>> begin

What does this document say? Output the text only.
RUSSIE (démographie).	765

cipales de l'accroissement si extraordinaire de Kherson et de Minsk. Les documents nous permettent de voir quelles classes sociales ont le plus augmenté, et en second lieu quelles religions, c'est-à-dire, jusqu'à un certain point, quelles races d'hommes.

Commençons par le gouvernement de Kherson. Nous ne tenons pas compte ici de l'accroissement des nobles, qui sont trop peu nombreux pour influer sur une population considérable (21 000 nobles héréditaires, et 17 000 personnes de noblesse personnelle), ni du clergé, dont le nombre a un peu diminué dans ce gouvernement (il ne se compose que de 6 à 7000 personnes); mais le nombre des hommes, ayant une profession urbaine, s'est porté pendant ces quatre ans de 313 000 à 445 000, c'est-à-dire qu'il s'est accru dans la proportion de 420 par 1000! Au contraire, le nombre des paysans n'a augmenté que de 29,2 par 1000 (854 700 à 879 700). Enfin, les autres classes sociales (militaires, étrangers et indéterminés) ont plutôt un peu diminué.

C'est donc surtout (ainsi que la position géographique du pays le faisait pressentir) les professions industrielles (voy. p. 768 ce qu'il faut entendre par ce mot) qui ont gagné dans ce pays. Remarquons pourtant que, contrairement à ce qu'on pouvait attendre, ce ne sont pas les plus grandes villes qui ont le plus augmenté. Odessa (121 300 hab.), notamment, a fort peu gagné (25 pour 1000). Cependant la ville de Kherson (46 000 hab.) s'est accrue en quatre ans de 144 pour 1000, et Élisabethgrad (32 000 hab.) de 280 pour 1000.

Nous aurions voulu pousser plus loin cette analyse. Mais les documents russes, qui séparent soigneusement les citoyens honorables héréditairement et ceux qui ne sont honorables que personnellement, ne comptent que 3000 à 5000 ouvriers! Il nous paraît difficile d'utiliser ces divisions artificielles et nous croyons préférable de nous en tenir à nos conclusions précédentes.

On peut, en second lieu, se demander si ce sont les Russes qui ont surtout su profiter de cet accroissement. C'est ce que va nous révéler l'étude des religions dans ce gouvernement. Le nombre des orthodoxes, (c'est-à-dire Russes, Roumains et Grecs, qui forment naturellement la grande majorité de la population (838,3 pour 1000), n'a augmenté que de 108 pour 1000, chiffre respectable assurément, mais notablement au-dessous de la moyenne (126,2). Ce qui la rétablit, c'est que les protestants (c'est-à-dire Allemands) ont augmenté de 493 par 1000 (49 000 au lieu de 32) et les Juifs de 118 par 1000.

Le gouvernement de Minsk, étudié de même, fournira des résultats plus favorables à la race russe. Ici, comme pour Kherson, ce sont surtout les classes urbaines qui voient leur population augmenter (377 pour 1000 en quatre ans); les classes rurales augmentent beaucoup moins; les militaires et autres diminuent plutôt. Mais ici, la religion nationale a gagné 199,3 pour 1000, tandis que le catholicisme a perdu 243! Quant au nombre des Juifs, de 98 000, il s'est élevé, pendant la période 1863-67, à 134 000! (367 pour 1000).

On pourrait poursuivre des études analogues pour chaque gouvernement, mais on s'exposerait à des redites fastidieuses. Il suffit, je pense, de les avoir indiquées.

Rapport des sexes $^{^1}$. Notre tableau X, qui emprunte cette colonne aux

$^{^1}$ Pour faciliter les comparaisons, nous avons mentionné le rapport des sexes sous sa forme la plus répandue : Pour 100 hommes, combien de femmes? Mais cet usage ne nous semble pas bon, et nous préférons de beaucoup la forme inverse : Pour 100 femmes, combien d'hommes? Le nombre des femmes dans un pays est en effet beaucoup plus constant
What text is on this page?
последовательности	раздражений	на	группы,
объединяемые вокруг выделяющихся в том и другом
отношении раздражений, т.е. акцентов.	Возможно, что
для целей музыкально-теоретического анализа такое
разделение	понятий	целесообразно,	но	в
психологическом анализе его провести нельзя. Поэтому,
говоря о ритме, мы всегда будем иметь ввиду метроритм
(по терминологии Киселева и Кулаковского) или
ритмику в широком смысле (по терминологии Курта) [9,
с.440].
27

>> end
>> begin

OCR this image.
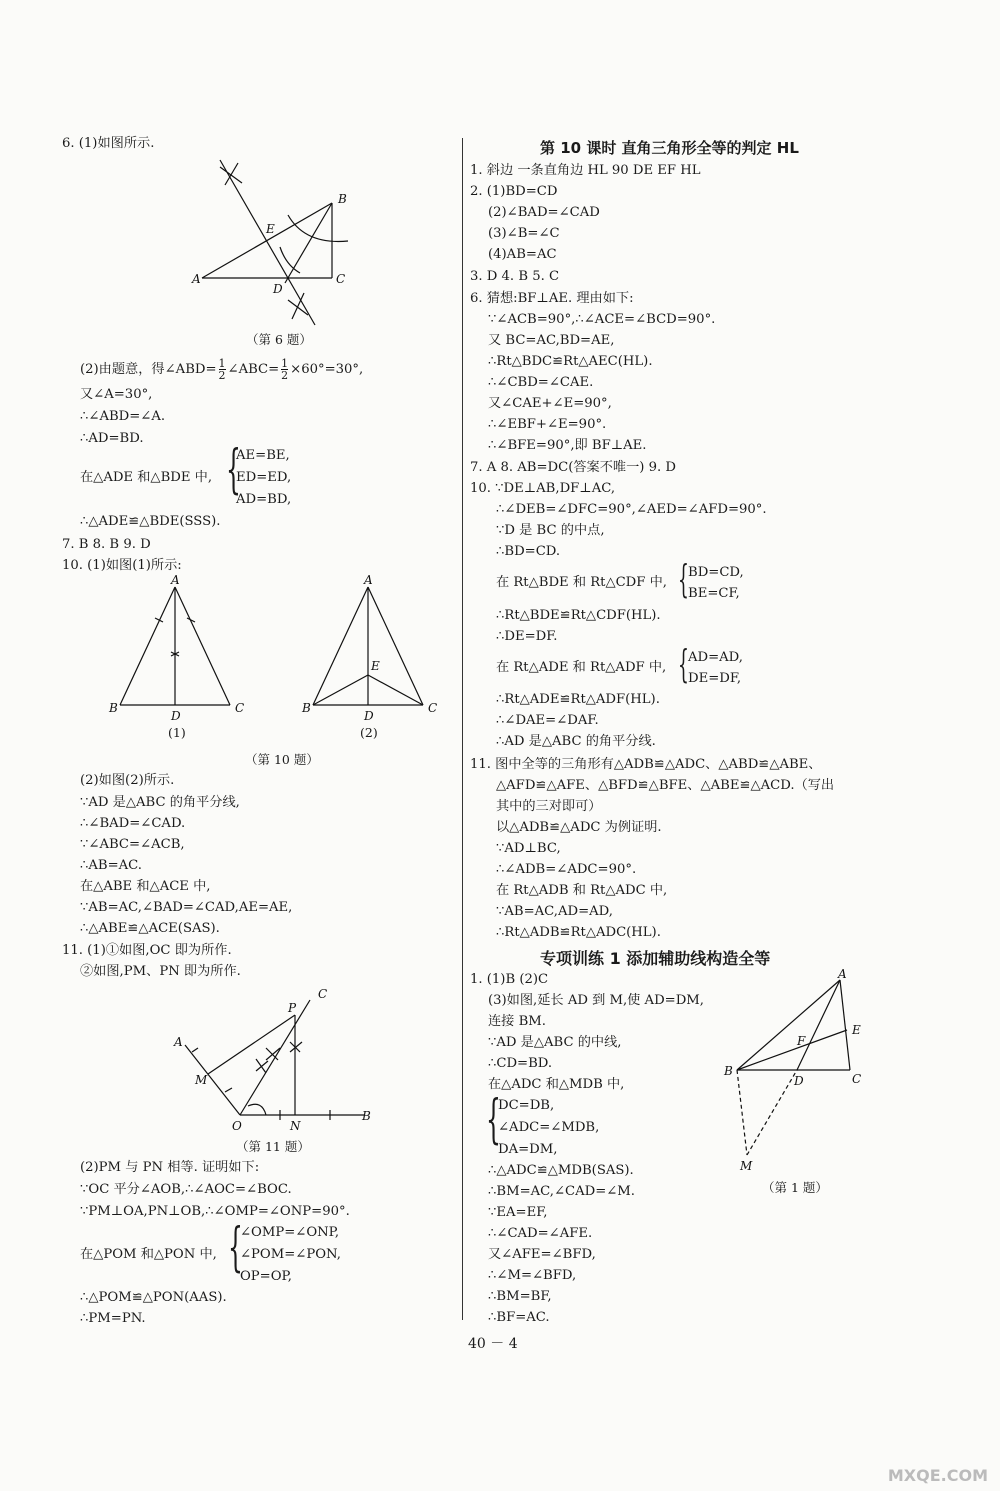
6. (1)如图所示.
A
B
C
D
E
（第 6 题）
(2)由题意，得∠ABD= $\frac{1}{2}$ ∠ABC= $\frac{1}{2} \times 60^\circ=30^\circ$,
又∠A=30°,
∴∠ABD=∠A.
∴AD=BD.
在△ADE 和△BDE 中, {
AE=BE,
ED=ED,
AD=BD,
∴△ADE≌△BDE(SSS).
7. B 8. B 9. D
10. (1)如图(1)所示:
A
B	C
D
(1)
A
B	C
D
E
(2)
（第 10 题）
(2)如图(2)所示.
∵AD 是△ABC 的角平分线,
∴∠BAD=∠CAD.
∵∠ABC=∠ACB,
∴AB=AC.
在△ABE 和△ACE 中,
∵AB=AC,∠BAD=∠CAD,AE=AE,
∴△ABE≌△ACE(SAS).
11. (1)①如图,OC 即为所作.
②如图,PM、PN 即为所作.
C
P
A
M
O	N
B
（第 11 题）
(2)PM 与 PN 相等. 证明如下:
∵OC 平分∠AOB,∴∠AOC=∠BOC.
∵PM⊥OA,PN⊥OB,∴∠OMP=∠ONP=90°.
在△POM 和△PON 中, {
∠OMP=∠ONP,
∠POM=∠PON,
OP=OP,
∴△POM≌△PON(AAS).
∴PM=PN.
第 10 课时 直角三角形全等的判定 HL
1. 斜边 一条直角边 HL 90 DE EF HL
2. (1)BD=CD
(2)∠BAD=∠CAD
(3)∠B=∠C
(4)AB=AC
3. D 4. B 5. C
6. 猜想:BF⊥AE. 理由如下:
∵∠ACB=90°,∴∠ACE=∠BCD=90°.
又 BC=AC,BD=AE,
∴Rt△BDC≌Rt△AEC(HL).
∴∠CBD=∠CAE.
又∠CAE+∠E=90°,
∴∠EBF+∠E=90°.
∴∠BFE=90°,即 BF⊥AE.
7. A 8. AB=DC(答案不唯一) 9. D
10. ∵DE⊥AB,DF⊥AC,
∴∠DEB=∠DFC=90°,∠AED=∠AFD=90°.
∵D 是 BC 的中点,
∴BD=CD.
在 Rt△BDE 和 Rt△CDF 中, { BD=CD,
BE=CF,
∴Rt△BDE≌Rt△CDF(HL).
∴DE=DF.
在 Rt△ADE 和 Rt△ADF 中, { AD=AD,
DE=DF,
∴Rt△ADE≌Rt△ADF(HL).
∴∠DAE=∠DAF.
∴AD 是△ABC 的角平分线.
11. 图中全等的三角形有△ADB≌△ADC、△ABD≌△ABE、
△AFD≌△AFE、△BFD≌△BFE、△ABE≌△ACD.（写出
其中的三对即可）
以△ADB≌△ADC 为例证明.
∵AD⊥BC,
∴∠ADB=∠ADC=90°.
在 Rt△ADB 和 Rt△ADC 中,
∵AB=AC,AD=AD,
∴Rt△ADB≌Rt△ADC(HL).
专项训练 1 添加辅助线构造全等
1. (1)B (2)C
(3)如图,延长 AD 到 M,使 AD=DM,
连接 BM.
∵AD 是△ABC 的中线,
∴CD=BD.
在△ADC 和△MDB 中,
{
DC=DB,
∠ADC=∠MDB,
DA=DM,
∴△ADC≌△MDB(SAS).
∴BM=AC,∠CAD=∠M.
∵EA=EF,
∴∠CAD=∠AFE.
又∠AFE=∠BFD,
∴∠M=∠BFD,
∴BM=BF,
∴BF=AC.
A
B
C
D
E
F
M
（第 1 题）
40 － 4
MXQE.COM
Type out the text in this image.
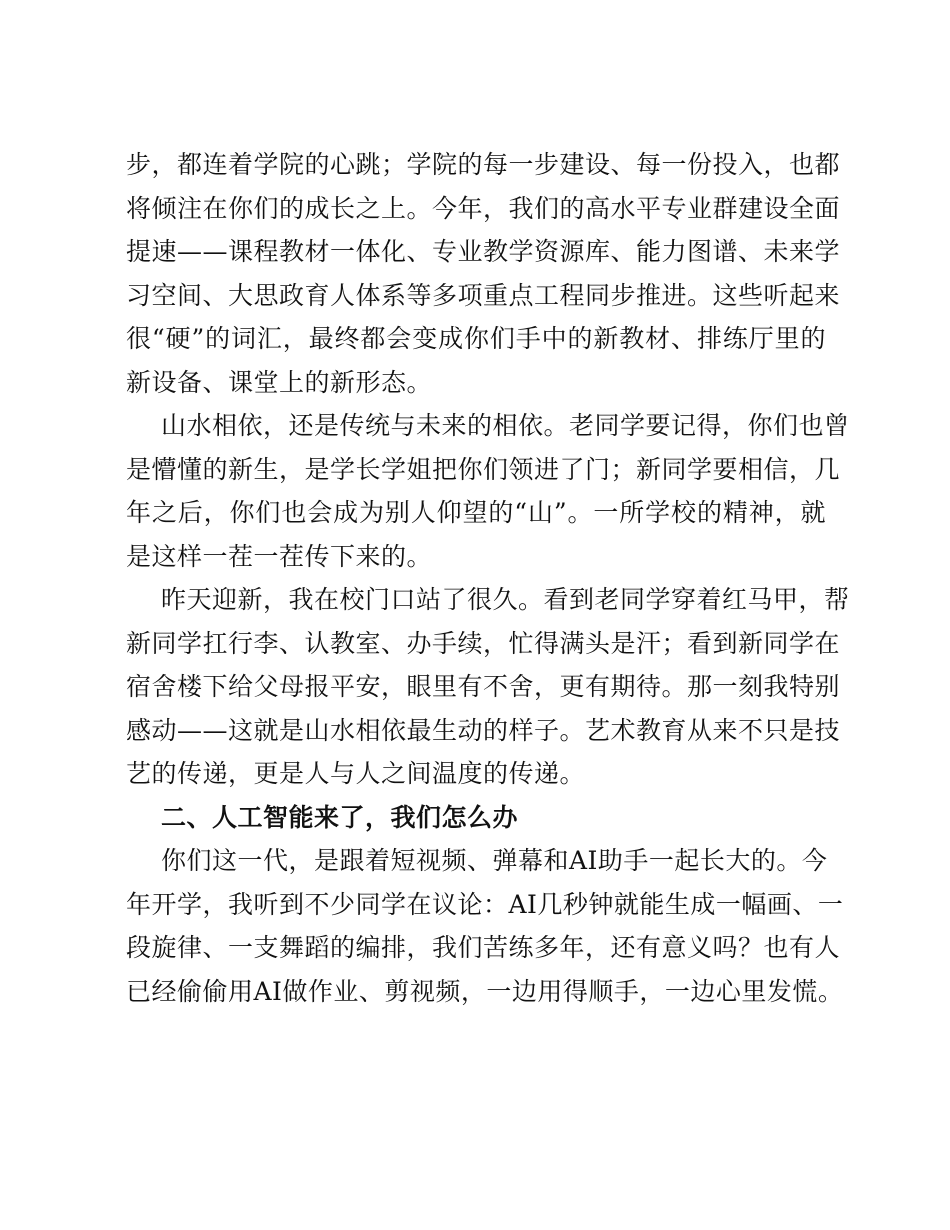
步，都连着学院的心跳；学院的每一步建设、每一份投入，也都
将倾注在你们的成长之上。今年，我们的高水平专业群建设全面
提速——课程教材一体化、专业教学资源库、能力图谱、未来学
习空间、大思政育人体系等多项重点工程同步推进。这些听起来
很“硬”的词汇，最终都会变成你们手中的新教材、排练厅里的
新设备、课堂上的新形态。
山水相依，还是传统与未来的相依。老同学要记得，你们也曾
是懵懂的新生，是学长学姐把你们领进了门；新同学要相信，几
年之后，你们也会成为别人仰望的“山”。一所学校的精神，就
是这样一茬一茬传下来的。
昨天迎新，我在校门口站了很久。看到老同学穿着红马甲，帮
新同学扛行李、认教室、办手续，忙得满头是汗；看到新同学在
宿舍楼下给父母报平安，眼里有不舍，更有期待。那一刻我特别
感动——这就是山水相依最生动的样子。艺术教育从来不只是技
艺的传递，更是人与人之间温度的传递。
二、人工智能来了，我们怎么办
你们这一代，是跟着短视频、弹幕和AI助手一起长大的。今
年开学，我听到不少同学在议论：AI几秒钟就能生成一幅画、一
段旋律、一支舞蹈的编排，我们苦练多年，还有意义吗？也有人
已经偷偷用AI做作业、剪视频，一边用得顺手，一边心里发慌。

>> end

DIRECTIONS FOR THIS TASK. Out of the material above, gather each line where "sexes" appears.

CORRECT RESPONSE.
Rapport des sexes $^{^1}$. Notre tableau X, qui emprunte cette colonne aux
$^{^1}$ Pour faciliter les comparaisons, nous avons mentionné le rapport des sexes sous sa forme la plus répandue : Pour 100 hommes, combien de femmes? Mais cet usage ne nous semble pas bon, et nous préférons de beaucoup la forme inverse : Pour 100 femmes, combien d'hommes? Le nombre des femmes dans un pays est en effet beaucoup plus constant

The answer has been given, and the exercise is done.